# What is asked:
Read the records below and copy each line that contains "Bust".

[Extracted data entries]
↓

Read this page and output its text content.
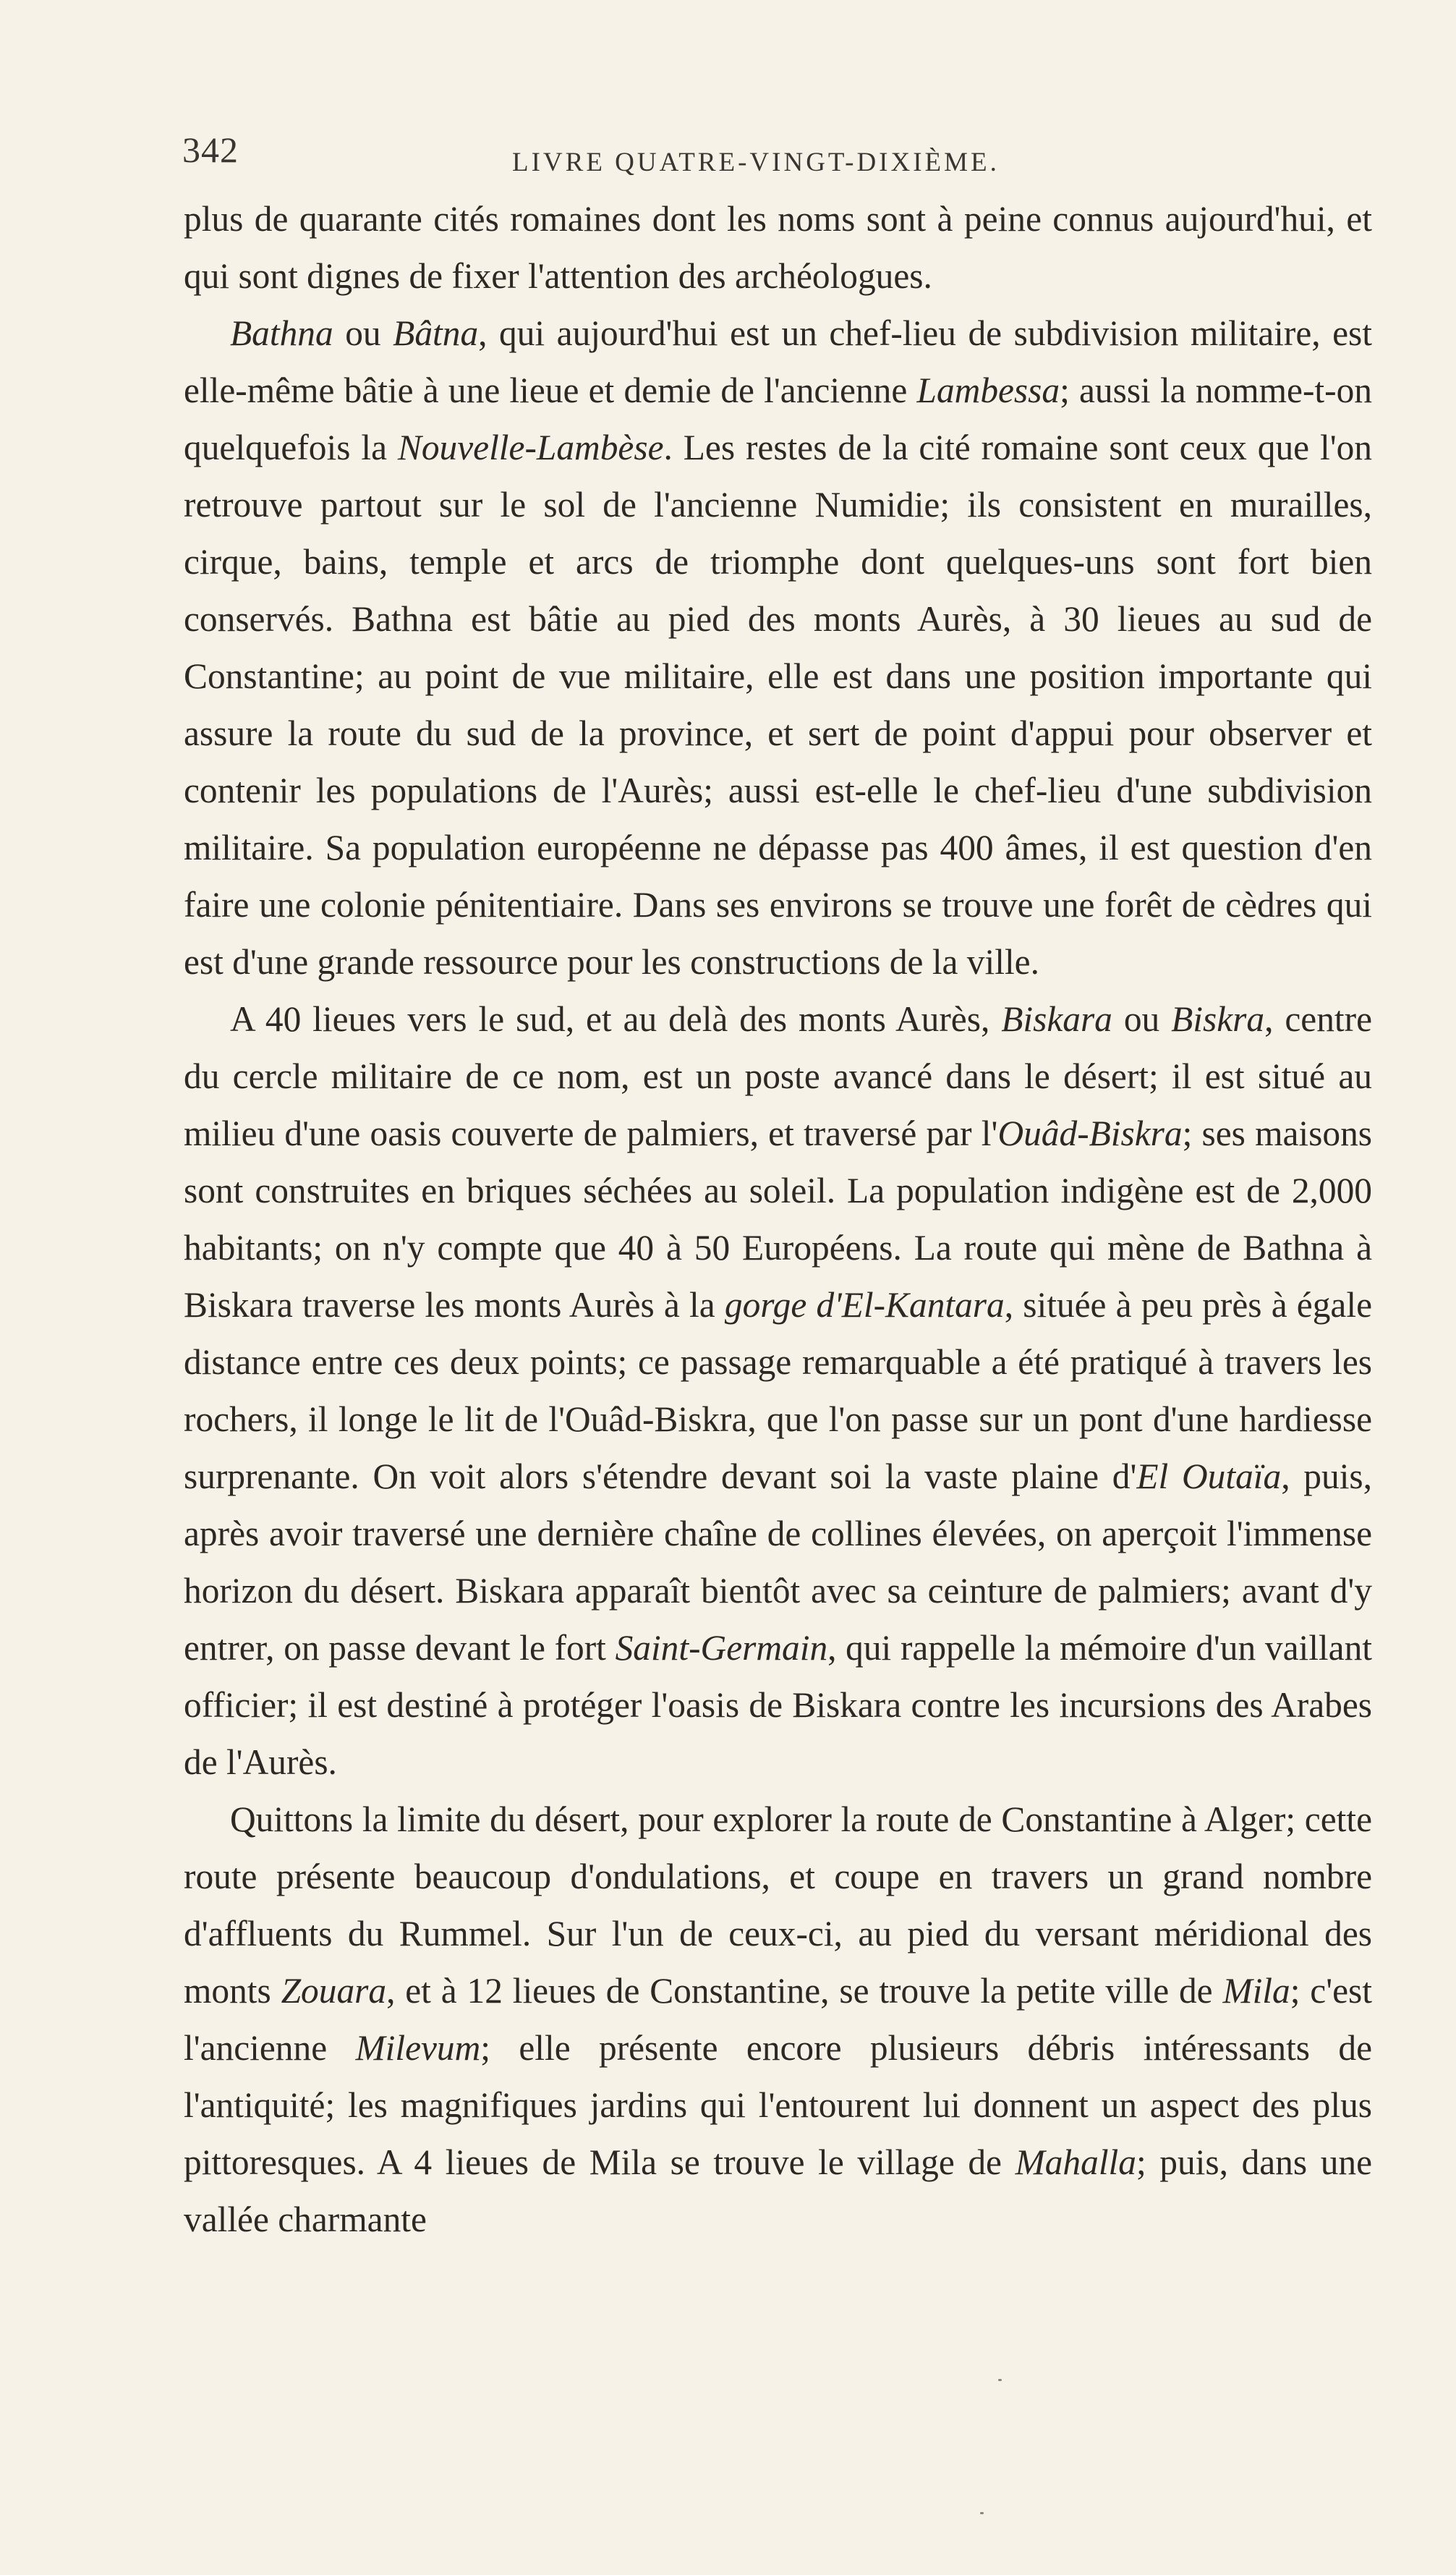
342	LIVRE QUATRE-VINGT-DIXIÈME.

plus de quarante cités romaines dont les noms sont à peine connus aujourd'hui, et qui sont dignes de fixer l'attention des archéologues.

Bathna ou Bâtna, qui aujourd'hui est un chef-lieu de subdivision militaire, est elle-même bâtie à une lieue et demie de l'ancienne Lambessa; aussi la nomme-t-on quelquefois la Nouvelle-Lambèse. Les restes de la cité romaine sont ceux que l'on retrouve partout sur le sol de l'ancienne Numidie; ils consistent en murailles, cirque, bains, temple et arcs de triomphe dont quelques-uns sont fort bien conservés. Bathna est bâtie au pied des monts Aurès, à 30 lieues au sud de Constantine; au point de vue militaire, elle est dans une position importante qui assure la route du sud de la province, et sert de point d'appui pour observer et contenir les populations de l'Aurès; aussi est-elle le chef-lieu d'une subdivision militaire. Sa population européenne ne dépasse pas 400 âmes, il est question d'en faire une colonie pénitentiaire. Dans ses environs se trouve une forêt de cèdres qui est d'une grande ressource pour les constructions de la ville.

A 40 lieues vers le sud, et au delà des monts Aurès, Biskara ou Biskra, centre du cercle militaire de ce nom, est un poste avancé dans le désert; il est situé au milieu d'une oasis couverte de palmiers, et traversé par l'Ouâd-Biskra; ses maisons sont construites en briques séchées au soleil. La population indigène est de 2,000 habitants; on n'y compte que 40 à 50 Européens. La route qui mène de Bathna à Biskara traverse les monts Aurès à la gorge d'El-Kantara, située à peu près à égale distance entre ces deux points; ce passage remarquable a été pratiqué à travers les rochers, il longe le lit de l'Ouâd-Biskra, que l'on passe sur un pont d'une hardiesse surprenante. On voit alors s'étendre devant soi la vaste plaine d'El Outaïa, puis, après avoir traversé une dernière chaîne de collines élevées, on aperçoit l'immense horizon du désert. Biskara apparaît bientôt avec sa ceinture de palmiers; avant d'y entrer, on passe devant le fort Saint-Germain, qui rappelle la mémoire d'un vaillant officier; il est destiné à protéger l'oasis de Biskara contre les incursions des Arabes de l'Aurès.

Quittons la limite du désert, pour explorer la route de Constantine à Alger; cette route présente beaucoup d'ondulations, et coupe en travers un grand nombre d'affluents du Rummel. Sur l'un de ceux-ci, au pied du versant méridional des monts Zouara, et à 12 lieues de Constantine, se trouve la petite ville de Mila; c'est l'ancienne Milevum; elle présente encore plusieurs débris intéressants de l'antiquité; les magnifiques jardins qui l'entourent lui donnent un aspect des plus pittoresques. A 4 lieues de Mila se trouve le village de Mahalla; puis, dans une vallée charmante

↑
↓

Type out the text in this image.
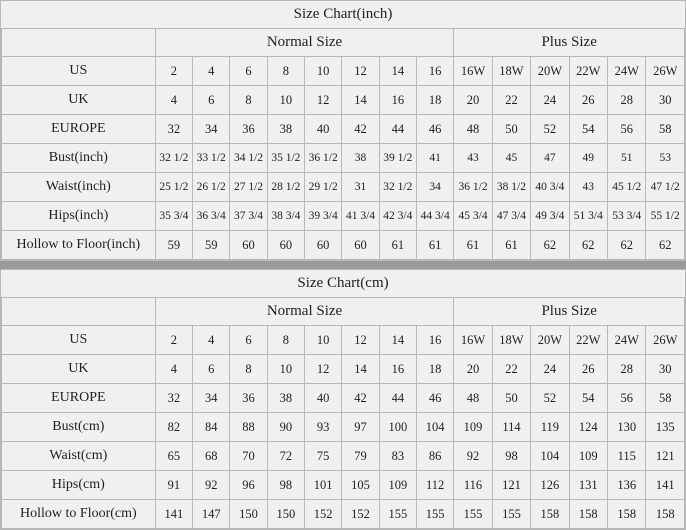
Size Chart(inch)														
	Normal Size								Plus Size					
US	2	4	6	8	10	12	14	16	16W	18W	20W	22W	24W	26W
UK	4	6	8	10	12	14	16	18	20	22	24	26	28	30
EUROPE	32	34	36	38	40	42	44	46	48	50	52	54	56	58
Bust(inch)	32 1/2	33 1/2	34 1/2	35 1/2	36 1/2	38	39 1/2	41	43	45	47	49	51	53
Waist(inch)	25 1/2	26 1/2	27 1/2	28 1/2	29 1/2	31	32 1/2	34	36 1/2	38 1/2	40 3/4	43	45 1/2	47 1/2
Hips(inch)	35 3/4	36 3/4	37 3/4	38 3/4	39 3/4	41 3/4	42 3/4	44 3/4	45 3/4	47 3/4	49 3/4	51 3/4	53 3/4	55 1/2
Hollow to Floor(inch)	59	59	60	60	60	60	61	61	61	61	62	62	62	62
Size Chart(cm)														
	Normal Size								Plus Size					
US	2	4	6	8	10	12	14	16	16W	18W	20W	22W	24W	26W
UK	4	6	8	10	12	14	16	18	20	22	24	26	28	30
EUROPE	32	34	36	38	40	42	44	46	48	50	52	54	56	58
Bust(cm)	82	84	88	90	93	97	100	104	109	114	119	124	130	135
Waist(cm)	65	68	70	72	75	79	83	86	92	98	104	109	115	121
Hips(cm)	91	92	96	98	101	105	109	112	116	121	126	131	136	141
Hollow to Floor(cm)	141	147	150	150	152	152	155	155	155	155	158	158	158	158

↑

# The solution:
Bust(inch)	32 1/2	33 1/2	34 1/2	35 1/2	36 1/2	38	39 1/2	41	43	45	47	49	51	53
Bust(cm)	82	84	88	90	93	97	100	104	109	114	119	124	130	135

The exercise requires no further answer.